### [Instruction]
Find each line with the string "Ejecter" and copy it.

------------

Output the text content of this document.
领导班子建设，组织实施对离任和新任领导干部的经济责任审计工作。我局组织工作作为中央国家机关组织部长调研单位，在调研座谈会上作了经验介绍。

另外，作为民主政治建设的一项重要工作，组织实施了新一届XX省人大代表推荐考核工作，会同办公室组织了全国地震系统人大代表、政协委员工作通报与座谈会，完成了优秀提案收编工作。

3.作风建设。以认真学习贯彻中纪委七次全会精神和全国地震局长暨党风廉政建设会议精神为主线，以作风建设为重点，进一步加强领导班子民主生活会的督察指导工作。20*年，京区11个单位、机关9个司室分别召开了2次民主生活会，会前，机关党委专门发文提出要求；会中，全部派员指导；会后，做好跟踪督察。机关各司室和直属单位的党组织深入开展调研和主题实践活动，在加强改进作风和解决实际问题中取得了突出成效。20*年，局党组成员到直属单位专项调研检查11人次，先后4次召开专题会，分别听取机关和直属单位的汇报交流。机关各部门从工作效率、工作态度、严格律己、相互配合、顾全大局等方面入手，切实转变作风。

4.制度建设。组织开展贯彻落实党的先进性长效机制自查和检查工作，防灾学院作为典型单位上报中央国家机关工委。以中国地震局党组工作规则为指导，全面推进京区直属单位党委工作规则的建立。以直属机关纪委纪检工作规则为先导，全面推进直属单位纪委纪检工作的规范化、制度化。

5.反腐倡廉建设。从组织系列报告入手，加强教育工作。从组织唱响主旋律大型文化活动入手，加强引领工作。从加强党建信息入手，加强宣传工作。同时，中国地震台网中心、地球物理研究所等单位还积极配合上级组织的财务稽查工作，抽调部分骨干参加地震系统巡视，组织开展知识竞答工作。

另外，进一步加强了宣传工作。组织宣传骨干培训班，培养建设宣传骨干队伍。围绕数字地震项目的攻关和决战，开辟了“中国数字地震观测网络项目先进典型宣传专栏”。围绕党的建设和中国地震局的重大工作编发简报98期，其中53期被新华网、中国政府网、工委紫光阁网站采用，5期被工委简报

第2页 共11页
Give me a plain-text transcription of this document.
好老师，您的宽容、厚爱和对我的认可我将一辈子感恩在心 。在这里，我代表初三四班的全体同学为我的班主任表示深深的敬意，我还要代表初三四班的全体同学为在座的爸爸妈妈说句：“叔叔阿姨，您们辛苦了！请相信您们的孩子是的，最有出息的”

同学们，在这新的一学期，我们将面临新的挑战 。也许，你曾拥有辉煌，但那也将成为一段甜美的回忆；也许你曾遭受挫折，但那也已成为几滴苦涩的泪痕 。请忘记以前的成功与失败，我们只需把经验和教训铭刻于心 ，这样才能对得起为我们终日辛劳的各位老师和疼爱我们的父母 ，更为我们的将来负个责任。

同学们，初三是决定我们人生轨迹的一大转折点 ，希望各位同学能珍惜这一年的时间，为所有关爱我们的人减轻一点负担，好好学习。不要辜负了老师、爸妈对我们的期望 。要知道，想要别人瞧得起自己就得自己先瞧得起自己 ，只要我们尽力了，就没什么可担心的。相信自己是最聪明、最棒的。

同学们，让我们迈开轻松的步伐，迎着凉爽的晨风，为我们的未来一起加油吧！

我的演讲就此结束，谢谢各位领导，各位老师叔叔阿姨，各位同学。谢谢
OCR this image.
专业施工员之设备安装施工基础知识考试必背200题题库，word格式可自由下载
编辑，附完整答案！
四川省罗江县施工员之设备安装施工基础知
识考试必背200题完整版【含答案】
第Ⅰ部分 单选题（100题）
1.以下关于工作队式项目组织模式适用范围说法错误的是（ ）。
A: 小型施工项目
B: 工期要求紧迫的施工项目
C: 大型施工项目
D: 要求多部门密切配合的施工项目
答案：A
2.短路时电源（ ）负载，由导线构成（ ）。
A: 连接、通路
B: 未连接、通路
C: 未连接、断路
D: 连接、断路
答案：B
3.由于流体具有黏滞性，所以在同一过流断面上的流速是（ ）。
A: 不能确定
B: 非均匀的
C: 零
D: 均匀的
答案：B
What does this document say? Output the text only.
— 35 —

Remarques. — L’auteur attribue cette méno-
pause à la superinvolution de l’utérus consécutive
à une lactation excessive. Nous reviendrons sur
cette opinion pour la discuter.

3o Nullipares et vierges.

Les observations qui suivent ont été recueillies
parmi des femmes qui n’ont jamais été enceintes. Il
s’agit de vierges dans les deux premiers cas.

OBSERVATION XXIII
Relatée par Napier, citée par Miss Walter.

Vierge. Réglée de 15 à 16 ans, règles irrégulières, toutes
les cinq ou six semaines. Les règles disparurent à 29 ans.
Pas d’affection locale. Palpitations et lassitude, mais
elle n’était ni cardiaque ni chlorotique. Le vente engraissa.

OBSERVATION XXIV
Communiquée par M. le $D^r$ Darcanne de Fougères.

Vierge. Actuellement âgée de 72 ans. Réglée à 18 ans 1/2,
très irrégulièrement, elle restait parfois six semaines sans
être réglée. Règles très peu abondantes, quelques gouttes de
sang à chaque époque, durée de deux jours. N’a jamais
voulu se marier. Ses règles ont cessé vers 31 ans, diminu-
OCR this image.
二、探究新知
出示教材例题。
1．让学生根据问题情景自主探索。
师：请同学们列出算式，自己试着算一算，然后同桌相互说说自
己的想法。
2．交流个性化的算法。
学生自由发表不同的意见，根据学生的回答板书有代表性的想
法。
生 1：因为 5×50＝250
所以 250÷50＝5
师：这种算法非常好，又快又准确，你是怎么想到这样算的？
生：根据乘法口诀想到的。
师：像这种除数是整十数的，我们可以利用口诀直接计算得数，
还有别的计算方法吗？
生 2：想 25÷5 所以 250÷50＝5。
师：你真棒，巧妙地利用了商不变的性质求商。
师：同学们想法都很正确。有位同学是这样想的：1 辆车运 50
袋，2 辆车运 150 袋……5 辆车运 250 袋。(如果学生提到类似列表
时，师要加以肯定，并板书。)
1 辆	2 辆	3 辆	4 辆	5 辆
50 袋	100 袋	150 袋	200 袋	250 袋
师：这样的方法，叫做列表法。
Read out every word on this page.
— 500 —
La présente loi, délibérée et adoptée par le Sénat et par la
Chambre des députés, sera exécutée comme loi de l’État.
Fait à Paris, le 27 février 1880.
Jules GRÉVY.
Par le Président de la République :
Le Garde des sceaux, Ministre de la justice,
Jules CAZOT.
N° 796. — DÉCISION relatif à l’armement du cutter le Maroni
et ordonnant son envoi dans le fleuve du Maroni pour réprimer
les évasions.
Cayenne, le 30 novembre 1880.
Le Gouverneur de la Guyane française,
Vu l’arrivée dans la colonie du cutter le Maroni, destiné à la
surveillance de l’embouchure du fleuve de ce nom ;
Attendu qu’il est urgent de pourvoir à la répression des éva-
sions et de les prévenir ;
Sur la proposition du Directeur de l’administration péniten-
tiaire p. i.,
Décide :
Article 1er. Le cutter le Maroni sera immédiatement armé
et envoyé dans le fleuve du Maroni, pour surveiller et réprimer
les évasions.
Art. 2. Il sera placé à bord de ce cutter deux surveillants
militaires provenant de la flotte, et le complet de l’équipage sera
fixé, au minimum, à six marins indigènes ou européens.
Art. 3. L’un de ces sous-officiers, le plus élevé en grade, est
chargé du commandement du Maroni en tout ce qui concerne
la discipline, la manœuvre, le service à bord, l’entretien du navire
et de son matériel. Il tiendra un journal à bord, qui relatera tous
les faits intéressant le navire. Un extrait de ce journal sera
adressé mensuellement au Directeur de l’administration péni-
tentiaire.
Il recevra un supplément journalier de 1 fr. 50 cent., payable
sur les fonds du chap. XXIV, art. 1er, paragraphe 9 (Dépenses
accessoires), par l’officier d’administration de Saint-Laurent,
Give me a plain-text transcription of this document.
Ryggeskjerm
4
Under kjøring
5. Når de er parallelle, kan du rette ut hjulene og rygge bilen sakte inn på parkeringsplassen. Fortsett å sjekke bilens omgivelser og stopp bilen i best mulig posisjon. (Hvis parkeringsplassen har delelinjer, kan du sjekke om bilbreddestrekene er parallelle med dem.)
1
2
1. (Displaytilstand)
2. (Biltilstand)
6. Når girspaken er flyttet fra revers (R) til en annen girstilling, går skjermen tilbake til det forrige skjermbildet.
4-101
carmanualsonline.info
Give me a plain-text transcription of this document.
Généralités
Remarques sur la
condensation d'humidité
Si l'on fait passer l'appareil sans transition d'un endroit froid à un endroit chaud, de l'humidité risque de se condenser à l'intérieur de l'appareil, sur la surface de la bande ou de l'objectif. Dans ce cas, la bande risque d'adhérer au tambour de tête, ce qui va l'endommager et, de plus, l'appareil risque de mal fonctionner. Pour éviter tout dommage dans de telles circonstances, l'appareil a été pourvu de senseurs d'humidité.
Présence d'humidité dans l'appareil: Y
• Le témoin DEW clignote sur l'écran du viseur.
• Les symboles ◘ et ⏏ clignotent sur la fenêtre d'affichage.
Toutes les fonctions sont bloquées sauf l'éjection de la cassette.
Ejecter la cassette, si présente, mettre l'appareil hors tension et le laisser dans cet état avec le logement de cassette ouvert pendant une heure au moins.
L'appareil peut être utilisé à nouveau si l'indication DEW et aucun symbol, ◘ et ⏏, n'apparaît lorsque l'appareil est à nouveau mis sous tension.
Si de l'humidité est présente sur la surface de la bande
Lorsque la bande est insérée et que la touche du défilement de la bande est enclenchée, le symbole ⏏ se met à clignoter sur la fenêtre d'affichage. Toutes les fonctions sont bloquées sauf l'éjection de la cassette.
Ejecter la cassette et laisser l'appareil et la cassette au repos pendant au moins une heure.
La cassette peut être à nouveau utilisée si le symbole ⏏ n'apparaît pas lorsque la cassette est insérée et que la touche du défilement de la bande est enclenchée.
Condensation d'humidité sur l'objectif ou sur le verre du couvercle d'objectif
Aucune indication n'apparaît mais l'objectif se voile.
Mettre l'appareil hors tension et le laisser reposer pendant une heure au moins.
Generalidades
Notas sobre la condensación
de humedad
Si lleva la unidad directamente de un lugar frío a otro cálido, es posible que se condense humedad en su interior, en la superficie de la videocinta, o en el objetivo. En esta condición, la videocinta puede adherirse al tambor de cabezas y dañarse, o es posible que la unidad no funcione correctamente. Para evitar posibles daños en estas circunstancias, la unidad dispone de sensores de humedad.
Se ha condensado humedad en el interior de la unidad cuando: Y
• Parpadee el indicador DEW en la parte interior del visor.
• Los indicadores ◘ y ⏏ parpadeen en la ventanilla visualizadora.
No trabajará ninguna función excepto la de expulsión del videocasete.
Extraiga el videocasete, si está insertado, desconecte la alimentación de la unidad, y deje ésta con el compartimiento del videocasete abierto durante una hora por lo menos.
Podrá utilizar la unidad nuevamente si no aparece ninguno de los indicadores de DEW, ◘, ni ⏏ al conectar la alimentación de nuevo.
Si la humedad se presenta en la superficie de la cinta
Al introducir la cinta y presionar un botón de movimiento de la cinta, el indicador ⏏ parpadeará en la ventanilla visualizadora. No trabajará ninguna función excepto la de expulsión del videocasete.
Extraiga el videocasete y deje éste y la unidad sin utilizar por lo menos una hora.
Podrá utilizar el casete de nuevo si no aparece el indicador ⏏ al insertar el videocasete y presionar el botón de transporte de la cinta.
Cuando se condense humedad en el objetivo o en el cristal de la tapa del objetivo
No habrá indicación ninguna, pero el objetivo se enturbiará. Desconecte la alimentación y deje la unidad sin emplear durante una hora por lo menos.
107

------------

### [Finished answer]
Ejecter la cassette, si présente, mettre l'appareil hors tension et le laisser dans cet état avec le logement de cassette ouvert pendant une heure au moins.
Ejecter la cassette et laisser l'appareil et la cassette au repos pendant au moins une heure.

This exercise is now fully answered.